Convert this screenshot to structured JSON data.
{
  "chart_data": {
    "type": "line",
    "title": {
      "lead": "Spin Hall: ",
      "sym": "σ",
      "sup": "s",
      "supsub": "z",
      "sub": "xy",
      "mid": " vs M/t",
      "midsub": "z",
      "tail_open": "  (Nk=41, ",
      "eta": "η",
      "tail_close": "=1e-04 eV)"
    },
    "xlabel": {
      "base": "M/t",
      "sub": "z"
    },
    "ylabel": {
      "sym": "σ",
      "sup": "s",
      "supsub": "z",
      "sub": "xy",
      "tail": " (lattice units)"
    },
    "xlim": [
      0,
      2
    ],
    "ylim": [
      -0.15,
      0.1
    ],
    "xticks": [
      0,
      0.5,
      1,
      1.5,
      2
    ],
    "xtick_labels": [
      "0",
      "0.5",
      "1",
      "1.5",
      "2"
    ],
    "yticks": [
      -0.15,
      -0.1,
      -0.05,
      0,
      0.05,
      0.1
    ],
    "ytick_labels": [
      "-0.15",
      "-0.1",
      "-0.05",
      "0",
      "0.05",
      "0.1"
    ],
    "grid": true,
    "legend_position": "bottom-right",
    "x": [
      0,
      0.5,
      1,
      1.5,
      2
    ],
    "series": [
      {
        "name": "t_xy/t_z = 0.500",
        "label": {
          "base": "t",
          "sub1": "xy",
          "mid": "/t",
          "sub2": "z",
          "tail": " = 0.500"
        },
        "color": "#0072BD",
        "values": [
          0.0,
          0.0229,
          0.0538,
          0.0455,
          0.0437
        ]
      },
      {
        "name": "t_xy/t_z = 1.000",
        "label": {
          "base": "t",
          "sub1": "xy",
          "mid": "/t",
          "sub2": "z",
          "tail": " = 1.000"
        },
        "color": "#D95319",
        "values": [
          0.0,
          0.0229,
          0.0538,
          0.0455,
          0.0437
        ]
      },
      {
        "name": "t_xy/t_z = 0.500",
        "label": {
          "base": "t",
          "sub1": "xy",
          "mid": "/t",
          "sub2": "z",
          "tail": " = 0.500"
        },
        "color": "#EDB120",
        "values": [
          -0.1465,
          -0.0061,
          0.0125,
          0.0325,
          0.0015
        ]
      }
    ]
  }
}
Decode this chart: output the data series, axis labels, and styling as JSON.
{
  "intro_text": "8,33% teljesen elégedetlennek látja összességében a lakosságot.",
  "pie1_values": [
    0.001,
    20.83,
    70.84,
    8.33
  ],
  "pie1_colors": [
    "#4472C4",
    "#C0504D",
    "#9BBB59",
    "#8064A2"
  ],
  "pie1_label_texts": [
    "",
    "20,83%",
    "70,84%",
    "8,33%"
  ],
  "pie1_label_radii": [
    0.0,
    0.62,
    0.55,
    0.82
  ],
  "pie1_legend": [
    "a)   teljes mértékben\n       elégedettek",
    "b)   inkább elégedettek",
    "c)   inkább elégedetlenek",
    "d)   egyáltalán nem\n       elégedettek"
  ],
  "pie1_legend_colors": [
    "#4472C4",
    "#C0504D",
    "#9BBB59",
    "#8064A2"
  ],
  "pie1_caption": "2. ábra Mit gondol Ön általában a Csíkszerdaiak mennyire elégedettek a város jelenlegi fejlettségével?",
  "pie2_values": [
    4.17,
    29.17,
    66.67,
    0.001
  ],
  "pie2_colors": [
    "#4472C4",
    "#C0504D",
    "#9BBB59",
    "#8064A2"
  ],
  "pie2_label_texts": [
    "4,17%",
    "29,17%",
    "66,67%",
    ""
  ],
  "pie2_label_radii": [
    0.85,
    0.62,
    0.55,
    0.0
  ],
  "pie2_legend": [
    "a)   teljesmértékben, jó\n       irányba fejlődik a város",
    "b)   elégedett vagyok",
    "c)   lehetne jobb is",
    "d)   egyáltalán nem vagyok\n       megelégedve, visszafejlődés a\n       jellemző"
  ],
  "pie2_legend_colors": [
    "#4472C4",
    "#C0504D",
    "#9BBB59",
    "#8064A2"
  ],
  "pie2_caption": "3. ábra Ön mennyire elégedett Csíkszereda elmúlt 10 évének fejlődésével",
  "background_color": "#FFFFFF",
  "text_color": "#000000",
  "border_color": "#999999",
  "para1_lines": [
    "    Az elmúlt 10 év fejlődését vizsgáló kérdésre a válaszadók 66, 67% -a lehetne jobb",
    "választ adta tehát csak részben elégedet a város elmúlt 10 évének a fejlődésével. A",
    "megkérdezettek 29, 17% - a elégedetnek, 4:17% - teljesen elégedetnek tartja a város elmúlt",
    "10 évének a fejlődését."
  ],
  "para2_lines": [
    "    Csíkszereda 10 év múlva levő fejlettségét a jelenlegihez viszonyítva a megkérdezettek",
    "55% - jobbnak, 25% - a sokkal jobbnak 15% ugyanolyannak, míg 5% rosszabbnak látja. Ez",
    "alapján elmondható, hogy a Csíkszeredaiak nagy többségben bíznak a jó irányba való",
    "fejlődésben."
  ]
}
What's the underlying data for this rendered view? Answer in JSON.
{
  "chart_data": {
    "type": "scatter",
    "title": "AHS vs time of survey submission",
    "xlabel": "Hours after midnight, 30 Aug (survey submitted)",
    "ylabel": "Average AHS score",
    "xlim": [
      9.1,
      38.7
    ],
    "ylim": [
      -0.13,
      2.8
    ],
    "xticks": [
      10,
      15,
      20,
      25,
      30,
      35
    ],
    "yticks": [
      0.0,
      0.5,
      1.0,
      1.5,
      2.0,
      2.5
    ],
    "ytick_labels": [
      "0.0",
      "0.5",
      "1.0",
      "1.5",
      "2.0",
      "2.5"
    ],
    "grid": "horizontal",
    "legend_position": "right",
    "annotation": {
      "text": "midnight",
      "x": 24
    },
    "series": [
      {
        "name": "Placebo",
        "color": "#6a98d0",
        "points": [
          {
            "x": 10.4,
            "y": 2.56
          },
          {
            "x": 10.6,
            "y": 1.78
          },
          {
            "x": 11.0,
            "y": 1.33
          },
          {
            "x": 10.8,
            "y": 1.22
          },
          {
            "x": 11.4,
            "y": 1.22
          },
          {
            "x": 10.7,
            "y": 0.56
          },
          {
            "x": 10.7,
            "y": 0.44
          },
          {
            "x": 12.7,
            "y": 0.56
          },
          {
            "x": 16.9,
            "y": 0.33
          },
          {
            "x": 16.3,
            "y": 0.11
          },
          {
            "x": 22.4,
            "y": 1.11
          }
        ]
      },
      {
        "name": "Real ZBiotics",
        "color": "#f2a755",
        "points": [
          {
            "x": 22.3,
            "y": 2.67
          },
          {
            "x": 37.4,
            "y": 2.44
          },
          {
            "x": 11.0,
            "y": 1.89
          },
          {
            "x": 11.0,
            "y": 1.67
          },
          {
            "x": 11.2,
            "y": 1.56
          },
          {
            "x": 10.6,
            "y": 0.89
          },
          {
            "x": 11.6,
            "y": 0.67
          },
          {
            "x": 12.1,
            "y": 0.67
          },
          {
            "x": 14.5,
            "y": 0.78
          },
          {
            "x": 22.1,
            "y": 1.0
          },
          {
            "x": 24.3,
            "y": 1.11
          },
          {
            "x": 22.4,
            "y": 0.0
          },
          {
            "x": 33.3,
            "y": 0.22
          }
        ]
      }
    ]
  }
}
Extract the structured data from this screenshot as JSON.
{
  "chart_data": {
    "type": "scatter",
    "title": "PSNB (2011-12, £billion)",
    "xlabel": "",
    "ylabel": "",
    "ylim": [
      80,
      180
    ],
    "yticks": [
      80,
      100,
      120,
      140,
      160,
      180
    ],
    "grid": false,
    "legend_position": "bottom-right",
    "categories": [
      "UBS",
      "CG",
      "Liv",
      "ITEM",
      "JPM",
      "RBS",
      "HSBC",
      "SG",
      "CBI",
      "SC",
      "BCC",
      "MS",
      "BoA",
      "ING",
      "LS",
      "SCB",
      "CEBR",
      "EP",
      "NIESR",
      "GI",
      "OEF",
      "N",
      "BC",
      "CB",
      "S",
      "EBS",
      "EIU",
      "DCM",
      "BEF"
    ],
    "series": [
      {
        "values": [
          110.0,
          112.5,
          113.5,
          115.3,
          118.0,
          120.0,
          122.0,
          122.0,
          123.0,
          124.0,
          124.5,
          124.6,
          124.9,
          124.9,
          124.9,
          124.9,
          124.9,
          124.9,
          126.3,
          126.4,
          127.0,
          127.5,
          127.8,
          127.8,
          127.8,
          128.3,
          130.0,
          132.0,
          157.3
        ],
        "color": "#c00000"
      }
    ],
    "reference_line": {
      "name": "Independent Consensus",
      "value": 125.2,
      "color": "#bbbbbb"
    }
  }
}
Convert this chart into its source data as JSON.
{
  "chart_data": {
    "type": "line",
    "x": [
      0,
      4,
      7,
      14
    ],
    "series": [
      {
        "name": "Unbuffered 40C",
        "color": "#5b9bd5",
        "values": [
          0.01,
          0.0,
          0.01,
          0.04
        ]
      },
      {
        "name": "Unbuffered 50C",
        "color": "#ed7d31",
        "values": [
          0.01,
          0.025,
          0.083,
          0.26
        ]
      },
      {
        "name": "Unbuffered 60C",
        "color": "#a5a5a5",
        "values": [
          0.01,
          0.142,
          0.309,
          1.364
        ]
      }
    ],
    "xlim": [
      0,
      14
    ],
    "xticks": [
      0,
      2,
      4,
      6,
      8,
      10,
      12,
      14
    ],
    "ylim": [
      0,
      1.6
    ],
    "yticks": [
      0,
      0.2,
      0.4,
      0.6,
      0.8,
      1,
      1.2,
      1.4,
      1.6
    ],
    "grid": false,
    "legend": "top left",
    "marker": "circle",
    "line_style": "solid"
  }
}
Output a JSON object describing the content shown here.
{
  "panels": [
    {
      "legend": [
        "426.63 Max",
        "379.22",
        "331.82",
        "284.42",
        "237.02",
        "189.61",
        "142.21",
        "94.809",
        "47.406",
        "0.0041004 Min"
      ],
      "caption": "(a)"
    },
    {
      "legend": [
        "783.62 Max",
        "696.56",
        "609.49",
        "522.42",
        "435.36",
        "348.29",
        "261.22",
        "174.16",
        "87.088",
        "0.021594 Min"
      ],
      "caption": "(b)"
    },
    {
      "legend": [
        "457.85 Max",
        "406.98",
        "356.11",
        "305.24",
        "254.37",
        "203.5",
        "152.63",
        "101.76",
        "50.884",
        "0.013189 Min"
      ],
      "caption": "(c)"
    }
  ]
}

## Work required
Using the material above, extract the line that contains "Output a JSON" and every line after it, exactly as given; stop at the last line.

## Completed task
Output a JSON object describing the content shown here.
{
  "panels": [
    {
      "legend": [
        "426.63 Max",
        "379.22",
        "331.82",
        "284.42",
        "237.02",
        "189.61",
        "142.21",
        "94.809",
        "47.406",
        "0.0041004 Min"
      ],
      "caption": "(a)"
    },
    {
      "legend": [
        "783.62 Max",
        "696.56",
        "609.49",
        "522.42",
        "435.36",
        "348.29",
        "261.22",
        "174.16",
        "87.088",
        "0.021594 Min"
      ],
      "caption": "(b)"
    },
    {
      "legend": [
        "457.85 Max",
        "406.98",
        "356.11",
        "305.24",
        "254.37",
        "203.5",
        "152.63",
        "101.76",
        "50.884",
        "0.013189 Min"
      ],
      "caption": "(c)"
    }
  ]
}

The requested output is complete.